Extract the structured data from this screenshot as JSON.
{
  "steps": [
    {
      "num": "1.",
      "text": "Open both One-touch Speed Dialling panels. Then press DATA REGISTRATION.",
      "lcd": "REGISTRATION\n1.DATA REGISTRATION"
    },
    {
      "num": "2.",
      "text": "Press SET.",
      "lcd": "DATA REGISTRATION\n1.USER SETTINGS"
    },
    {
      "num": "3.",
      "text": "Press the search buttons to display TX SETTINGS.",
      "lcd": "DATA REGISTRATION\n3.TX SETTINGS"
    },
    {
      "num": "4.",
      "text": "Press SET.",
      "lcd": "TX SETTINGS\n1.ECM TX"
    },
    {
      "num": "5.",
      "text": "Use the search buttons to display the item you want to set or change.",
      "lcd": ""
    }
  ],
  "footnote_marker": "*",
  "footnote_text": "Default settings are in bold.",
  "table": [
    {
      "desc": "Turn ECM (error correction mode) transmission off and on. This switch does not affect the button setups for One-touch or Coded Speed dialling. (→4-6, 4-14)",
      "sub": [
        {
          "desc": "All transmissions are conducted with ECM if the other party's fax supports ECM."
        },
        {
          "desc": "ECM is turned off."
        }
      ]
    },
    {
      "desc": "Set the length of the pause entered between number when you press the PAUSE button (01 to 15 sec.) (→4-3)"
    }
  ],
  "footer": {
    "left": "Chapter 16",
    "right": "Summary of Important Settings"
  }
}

**YOUR OBJECTIVE:**
Give only the number of lines in the material above where the string "Speed" appears.

**TASK SOLUTION:**
2